Requirement:
Leave out any pictures and transcribe all other data below exactly.

Dataset entries:
================================

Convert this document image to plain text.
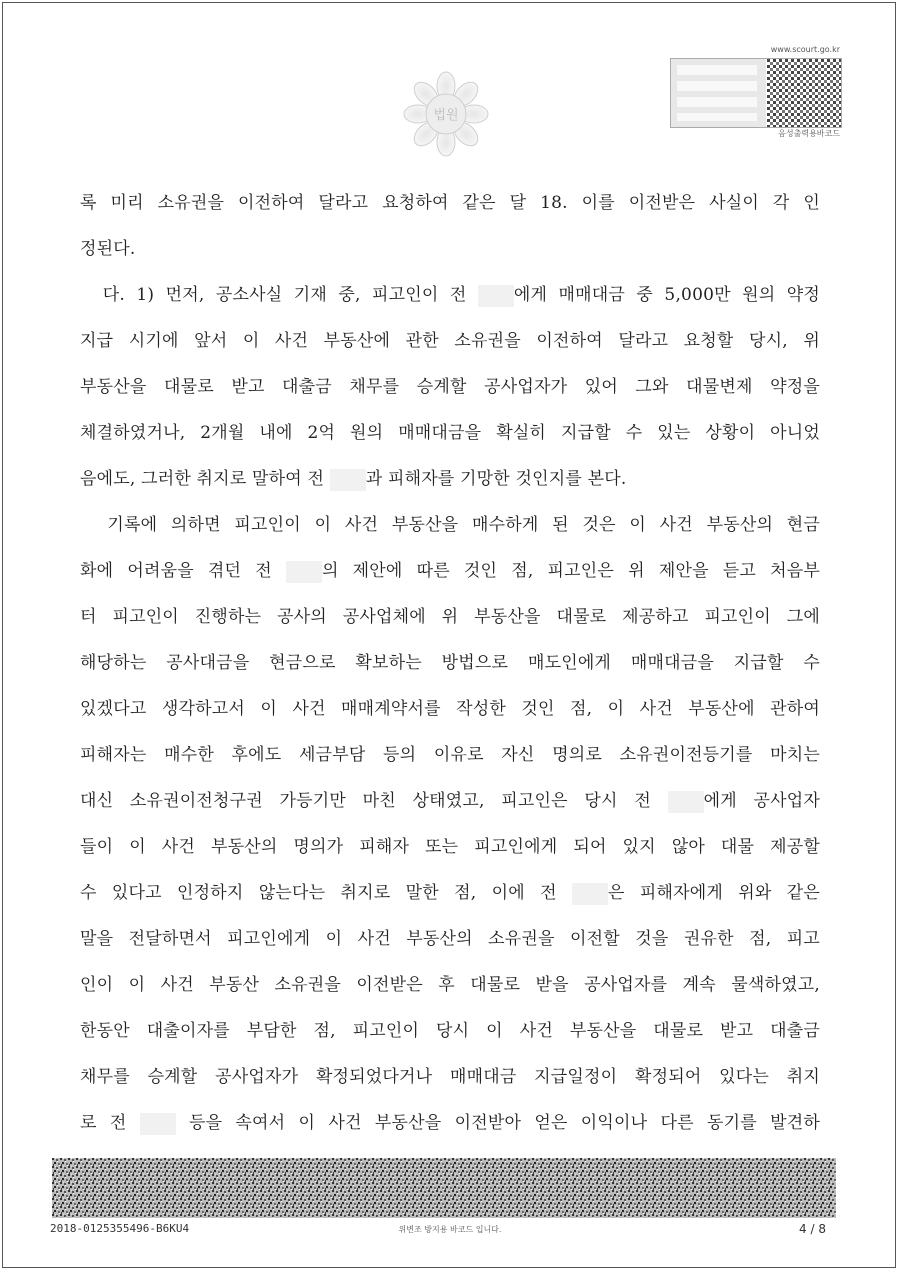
법원
www.scourt.go.kr
음성출력용바코드
록 미리 소유권을 이전하여 달라고 요청하여 같은 달 18. 이를 이전받은 사실이 각 인
정된다.
다. 1) 먼저, 공소사실 기재 중, 피고인이 전 에게 매매대금 중 5,000만 원의 약정
지급 시기에 앞서 이 사건 부동산에 관한 소유권을 이전하여 달라고 요청할 당시, 위
부동산을 대물로 받고 대출금 채무를 승계할 공사업자가 있어 그와 대물변제 약정을
체결하였거나, 2개월 내에 2억 원의 매매대금을 확실히 지급할 수 있는 상황이 아니었
음에도, 그러한 취지로 말하여 전 과 피해자를 기망한 것인지를 본다.
기록에 의하면 피고인이 이 사건 부동산을 매수하게 된 것은 이 사건 부동산의 현금
화에 어려움을 겪던 전 의 제안에 따른 것인 점, 피고인은 위 제안을 듣고 처음부
터 피고인이 진행하는 공사의 공사업체에 위 부동산을 대물로 제공하고 피고인이 그에
해당하는 공사대금을 현금으로 확보하는 방법으로 매도인에게 매매대금을 지급할 수
있겠다고 생각하고서 이 사건 매매계약서를 작성한 것인 점, 이 사건 부동산에 관하여
피해자는 매수한 후에도 세금부담 등의 이유로 자신 명의로 소유권이전등기를 마치는
대신 소유권이전청구권 가등기만 마친 상태였고, 피고인은 당시 전 에게 공사업자
들이 이 사건 부동산의 명의가 피해자 또는 피고인에게 되어 있지 않아 대물 제공할
수 있다고 인정하지 않는다는 취지로 말한 점, 이에 전 은 피해자에게 위와 같은
말을 전달하면서 피고인에게 이 사건 부동산의 소유권을 이전할 것을 권유한 점, 피고
인이 이 사건 부동산 소유권을 이전받은 후 대물로 받을 공사업자를 계속 물색하였고,
한동안 대출이자를 부담한 점, 피고인이 당시 이 사건 부동산을 대물로 받고 대출금
채무를 승계할 공사업자가 확정되었다거나 매매대금 지급일정이 확정되어 있다는 취지
로 전  등을 속여서 이 사건 부동산을 이전받아 얻은 이익이나 다른 동기를 발견하
2018-0125355496-B6KU4	위변조 방지용 바코드 입니다.	4 / 8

================================

The solution:
Convert this document image to plain text.
법원
www.scourt.go.kr
음성출력용바코드
록 미리 소유권을 이전하여 달라고 요청하여 같은 달 18. 이를 이전받은 사실이 각 인
정된다.
다. 1) 먼저, 공소사실 기재 중, 피고인이 전 에게 매매대금 중 5,000만 원의 약정
지급 시기에 앞서 이 사건 부동산에 관한 소유권을 이전하여 달라고 요청할 당시, 위
부동산을 대물로 받고 대출금 채무를 승계할 공사업자가 있어 그와 대물변제 약정을
체결하였거나, 2개월 내에 2억 원의 매매대금을 확실히 지급할 수 있는 상황이 아니었
음에도, 그러한 취지로 말하여 전 과 피해자를 기망한 것인지를 본다.
기록에 의하면 피고인이 이 사건 부동산을 매수하게 된 것은 이 사건 부동산의 현금
화에 어려움을 겪던 전 의 제안에 따른 것인 점, 피고인은 위 제안을 듣고 처음부
터 피고인이 진행하는 공사의 공사업체에 위 부동산을 대물로 제공하고 피고인이 그에
해당하는 공사대금을 현금으로 확보하는 방법으로 매도인에게 매매대금을 지급할 수
있겠다고 생각하고서 이 사건 매매계약서를 작성한 것인 점, 이 사건 부동산에 관하여
피해자는 매수한 후에도 세금부담 등의 이유로 자신 명의로 소유권이전등기를 마치는
대신 소유권이전청구권 가등기만 마친 상태였고, 피고인은 당시 전 에게 공사업자
들이 이 사건 부동산의 명의가 피해자 또는 피고인에게 되어 있지 않아 대물 제공할
수 있다고 인정하지 않는다는 취지로 말한 점, 이에 전 은 피해자에게 위와 같은
말을 전달하면서 피고인에게 이 사건 부동산의 소유권을 이전할 것을 권유한 점, 피고
인이 이 사건 부동산 소유권을 이전받은 후 대물로 받을 공사업자를 계속 물색하였고,
한동안 대출이자를 부담한 점, 피고인이 당시 이 사건 부동산을 대물로 받고 대출금
채무를 승계할 공사업자가 확정되었다거나 매매대금 지급일정이 확정되어 있다는 취지
로 전  등을 속여서 이 사건 부동산을 이전받아 얻은 이익이나 다른 동기를 발견하
2018-0125355496-B6KU4	위변조 방지용 바코드 입니다.	4 / 8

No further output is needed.